▶ Activity
Copy all lines below containing "nutritive".

▶ Extracted material
++++++++

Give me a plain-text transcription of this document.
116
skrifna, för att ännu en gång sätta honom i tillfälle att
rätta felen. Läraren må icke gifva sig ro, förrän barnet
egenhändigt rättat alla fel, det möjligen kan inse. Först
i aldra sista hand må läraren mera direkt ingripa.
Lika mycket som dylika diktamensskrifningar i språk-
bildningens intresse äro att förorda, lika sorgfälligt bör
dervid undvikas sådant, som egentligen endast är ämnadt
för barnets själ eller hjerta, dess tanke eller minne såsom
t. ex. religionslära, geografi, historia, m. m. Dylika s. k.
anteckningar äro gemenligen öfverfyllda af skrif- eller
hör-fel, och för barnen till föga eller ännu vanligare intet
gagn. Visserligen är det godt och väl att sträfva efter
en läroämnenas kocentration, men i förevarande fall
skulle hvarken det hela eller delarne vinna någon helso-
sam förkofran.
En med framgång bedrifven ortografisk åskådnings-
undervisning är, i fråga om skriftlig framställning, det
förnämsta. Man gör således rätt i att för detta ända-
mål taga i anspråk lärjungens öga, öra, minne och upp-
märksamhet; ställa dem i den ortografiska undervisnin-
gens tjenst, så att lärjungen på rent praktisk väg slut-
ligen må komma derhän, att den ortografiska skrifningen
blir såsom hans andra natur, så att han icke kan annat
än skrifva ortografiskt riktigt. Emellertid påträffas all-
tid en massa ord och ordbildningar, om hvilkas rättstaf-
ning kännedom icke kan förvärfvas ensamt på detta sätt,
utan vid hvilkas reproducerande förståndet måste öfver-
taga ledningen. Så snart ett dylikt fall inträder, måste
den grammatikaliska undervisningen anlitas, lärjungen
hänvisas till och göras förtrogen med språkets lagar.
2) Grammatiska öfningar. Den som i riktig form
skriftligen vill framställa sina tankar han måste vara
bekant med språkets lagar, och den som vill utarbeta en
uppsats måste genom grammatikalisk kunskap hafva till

++++++++

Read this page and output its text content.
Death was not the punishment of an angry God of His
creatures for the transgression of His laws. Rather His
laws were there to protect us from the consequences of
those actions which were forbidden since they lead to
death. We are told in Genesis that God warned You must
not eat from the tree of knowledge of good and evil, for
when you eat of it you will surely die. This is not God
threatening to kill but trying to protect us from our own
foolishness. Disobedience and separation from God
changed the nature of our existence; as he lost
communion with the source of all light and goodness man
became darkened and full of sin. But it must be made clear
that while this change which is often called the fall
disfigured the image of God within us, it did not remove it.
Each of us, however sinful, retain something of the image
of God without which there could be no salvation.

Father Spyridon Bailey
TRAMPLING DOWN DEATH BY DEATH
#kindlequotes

++++++++

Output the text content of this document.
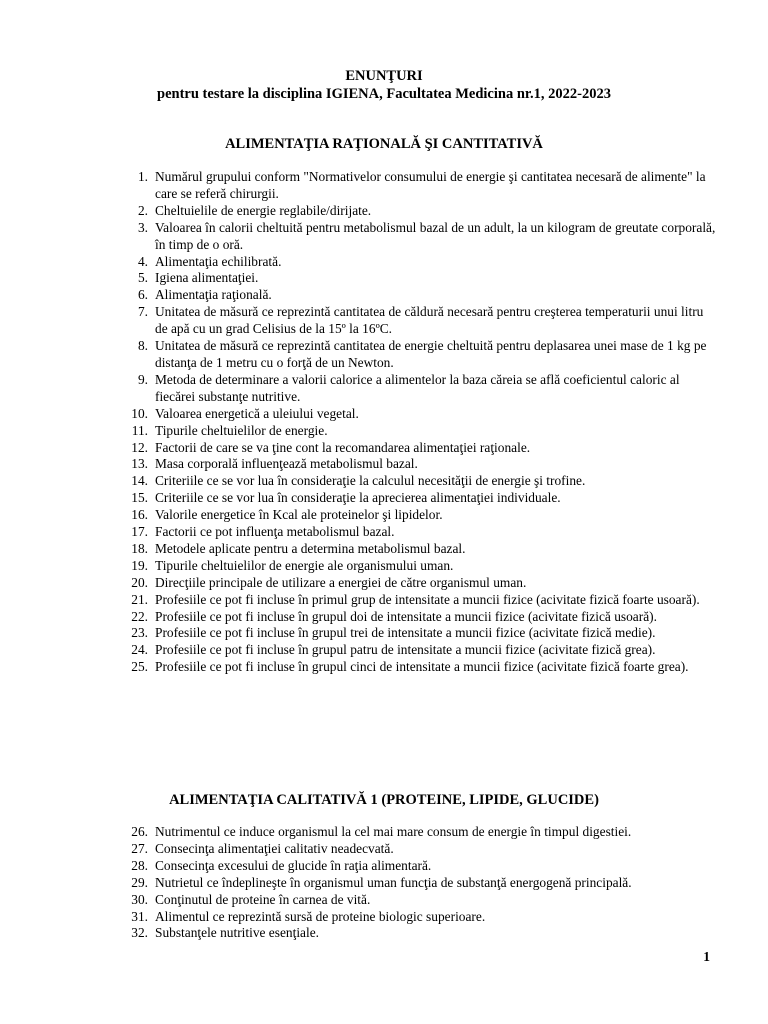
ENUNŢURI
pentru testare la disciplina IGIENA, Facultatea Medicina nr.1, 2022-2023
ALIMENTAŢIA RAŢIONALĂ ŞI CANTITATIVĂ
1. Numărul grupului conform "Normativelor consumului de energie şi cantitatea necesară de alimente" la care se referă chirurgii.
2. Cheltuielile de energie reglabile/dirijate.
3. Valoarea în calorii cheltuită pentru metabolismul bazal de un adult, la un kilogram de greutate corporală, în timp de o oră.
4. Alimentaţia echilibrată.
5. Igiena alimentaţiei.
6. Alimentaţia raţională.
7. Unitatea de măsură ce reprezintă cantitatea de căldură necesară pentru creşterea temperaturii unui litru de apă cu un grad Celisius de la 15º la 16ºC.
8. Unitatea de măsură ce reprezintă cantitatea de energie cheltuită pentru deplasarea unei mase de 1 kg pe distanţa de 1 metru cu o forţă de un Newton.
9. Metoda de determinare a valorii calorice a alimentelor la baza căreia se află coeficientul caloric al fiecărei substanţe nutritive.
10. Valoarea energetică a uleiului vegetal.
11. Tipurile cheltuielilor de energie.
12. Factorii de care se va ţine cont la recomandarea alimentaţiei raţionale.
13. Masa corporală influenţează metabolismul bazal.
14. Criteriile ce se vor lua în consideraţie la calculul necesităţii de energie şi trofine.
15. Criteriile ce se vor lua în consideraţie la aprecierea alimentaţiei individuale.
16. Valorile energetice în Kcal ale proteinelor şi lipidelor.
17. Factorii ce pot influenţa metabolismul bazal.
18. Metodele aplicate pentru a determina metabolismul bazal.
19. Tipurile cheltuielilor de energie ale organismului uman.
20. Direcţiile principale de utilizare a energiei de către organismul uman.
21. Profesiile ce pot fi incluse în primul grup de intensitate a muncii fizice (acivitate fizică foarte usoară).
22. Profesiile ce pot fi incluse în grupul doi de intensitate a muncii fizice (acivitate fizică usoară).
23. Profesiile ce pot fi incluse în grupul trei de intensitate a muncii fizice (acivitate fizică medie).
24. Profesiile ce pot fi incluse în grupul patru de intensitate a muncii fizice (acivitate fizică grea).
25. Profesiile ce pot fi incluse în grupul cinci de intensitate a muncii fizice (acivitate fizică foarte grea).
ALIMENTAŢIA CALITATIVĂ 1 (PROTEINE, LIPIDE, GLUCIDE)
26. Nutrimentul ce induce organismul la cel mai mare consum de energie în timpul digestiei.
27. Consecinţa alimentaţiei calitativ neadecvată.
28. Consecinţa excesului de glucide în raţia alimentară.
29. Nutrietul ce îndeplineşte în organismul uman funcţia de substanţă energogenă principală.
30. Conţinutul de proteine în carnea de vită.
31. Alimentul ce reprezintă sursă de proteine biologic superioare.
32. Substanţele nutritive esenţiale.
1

++++++++

▶ Task response
9. Metoda de determinare a valorii calorice a alimentelor la baza căreia se află coeficientul caloric al fiecărei substanţe nutritive.
32. Substanţele nutritive esenţiale.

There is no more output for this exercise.